### TO DO
Lift every line from the entries that includes the word "Review".

= = =

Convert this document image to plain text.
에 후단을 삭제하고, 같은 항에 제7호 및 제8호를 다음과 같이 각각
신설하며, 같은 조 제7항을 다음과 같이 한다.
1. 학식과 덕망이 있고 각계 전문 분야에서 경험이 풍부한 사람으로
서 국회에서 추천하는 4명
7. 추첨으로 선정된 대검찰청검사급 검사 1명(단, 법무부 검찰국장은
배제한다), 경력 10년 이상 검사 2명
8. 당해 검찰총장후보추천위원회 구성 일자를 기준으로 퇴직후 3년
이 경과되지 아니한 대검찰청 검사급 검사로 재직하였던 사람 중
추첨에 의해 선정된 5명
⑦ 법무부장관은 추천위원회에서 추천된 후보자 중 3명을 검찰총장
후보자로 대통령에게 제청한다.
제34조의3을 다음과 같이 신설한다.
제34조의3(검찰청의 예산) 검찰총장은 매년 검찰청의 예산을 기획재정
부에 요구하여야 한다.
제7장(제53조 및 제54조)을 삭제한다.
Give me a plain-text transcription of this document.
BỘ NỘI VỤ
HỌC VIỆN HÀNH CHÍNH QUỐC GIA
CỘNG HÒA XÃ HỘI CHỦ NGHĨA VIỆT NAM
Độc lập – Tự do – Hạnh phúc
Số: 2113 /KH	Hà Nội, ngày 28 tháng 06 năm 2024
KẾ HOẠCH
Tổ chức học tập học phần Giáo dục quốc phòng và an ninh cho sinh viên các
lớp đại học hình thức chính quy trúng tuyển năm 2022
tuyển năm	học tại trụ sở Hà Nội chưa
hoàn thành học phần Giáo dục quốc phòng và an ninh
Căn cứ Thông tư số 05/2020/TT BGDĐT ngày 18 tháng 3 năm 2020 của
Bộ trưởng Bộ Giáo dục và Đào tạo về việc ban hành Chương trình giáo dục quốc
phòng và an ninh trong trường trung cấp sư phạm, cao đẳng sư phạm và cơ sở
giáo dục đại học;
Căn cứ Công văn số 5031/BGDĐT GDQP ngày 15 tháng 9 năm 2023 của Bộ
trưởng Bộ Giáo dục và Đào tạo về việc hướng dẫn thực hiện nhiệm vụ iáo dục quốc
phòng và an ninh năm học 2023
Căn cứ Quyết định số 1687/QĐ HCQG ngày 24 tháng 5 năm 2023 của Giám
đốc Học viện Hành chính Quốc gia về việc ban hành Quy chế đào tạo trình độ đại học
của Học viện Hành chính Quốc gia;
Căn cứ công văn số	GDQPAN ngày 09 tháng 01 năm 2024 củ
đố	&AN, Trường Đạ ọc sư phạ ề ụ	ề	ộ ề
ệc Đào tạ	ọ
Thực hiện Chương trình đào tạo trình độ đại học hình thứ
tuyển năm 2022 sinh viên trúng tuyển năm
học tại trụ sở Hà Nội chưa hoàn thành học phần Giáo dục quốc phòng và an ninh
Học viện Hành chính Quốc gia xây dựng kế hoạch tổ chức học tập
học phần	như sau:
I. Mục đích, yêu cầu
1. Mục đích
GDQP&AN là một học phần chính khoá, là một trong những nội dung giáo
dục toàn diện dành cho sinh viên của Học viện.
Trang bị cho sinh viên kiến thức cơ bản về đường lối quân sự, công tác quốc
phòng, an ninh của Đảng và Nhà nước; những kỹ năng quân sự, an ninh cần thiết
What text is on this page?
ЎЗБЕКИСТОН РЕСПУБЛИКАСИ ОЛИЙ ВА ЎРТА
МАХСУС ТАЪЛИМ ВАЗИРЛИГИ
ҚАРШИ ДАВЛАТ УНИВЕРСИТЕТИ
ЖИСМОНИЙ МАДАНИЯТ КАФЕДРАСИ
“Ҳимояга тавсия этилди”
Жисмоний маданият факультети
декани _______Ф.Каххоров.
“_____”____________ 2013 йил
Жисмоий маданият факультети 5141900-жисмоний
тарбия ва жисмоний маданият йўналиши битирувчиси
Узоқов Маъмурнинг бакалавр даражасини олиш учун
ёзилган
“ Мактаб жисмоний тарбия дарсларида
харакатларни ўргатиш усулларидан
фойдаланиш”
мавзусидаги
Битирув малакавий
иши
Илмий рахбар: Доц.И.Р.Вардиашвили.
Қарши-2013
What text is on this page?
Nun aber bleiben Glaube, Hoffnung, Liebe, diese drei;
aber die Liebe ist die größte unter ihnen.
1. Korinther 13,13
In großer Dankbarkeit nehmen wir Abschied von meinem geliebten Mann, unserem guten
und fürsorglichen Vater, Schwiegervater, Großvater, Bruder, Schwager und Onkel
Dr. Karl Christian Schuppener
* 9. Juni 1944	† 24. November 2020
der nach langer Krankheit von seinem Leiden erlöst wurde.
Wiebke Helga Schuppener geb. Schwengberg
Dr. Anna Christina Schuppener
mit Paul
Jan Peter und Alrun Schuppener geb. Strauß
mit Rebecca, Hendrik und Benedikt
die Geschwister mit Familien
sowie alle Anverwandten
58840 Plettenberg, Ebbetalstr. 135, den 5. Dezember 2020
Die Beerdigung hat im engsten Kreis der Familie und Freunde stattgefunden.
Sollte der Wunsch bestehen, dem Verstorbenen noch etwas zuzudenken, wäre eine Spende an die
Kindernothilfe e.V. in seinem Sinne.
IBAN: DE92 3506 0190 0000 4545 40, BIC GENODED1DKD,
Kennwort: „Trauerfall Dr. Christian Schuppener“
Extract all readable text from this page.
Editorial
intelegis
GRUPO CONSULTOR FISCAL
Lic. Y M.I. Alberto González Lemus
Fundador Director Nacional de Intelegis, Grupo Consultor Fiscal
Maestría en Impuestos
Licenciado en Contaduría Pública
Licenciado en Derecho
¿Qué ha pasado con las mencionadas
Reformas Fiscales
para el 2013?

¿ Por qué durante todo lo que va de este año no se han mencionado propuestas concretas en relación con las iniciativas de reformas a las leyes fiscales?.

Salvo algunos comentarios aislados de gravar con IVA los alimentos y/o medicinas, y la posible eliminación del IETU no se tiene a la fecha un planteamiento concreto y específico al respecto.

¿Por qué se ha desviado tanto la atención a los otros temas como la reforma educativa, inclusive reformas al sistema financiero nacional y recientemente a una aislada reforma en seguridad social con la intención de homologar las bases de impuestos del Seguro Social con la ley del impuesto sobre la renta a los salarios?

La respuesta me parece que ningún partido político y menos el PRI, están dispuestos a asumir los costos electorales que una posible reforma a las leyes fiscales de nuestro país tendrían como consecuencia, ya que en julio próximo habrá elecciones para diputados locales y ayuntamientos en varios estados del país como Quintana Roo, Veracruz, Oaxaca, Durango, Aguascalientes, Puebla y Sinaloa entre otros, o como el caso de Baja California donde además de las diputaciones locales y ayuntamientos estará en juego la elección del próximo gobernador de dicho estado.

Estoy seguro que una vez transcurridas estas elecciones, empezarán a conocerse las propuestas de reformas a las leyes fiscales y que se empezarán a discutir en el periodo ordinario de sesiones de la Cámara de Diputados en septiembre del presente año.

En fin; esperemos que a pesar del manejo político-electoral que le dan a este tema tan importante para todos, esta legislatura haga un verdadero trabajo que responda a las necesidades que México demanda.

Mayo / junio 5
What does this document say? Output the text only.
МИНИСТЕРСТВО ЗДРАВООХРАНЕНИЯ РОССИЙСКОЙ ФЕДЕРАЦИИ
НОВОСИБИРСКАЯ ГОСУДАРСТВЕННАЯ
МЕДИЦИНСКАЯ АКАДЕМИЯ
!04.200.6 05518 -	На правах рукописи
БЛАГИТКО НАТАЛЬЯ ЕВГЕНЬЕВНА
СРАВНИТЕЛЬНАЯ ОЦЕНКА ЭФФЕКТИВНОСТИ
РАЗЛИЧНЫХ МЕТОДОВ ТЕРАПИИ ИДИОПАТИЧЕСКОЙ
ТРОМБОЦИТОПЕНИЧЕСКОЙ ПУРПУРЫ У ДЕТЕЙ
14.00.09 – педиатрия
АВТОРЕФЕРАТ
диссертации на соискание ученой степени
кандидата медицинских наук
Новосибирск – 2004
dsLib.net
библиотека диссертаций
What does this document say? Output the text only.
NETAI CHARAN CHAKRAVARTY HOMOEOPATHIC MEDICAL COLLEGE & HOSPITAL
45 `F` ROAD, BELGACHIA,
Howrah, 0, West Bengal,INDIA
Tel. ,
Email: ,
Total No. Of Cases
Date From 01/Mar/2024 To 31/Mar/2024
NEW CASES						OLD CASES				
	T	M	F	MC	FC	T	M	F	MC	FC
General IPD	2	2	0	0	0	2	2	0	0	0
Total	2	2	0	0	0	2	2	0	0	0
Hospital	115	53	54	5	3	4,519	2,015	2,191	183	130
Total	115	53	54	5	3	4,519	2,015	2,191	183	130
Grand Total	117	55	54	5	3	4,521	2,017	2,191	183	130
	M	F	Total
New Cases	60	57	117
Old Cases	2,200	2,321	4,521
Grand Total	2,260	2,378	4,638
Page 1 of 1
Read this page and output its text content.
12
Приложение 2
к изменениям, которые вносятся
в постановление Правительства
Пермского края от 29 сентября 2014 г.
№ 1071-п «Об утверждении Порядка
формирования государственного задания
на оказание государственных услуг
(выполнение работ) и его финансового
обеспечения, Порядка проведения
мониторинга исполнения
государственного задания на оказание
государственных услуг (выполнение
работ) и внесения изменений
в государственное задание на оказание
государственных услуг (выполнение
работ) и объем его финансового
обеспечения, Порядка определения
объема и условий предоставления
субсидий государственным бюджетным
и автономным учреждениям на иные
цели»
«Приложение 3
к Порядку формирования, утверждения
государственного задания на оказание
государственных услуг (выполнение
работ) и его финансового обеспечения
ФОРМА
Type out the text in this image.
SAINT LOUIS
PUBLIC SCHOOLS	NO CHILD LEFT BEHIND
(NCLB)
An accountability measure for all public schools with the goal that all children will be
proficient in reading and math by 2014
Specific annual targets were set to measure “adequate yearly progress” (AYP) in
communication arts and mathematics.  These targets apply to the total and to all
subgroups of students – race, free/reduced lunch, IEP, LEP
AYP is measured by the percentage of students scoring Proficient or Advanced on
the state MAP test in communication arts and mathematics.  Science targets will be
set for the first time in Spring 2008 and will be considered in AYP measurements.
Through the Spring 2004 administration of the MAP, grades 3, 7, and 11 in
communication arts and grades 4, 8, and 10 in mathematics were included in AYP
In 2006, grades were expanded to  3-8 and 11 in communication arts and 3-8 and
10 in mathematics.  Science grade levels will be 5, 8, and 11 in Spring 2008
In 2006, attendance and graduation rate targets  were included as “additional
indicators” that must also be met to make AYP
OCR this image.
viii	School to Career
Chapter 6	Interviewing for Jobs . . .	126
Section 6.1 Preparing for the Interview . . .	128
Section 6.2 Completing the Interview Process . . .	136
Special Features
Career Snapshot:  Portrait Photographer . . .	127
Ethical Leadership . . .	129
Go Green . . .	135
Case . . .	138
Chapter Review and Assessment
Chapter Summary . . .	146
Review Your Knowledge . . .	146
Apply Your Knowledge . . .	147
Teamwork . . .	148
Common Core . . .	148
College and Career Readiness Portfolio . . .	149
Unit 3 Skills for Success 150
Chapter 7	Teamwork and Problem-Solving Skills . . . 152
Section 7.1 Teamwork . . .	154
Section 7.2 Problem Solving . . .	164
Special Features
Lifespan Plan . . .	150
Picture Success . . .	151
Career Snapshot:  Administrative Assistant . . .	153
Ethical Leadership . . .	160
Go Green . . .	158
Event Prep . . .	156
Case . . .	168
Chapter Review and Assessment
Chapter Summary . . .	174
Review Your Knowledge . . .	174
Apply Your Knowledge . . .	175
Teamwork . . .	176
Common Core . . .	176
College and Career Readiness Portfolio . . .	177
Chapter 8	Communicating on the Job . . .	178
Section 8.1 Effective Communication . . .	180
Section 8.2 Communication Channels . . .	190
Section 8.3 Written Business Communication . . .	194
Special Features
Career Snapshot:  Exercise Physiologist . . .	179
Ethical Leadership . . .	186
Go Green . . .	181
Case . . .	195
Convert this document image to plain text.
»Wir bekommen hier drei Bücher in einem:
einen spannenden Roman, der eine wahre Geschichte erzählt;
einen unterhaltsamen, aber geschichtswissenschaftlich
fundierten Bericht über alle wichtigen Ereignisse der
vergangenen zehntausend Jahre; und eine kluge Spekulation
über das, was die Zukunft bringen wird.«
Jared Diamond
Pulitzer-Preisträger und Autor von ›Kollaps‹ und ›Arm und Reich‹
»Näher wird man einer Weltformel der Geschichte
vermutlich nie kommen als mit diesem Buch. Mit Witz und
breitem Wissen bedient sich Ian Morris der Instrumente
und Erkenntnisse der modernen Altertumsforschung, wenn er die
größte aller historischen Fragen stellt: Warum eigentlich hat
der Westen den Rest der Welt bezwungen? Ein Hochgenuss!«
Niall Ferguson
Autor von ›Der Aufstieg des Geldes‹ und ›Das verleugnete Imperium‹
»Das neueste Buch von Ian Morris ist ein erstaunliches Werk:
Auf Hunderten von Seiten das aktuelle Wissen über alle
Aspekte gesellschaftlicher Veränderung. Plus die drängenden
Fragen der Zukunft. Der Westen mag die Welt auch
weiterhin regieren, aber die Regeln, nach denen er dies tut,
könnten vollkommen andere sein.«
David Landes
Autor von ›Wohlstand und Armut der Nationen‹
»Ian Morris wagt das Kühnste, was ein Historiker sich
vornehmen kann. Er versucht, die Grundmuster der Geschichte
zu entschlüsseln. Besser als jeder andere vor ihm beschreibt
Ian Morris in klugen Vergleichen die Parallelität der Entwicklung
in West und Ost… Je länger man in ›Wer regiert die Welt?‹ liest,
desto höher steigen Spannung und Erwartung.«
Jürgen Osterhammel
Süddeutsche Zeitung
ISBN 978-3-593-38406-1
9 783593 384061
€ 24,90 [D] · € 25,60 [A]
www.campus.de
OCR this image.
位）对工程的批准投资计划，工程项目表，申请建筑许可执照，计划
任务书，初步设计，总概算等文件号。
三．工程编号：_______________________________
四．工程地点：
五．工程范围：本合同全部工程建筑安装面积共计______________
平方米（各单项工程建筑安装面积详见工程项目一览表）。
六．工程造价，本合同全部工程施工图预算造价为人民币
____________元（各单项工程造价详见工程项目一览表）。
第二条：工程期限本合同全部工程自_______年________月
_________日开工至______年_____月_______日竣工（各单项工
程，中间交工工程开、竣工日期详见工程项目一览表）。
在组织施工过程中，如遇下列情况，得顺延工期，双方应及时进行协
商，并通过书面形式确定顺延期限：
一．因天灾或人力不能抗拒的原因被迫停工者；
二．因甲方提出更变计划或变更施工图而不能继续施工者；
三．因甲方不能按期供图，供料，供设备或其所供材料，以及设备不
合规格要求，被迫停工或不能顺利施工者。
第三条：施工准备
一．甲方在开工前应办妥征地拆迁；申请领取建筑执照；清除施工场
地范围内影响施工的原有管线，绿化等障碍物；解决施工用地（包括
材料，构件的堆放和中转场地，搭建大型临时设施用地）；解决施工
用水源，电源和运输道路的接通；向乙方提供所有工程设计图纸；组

= = =

### RESPONSE FOR THIS EXERCISE
Chapter Review and Assessment
Review Your Knowledge . . .	146
Chapter Review and Assessment
Review Your Knowledge . . .	174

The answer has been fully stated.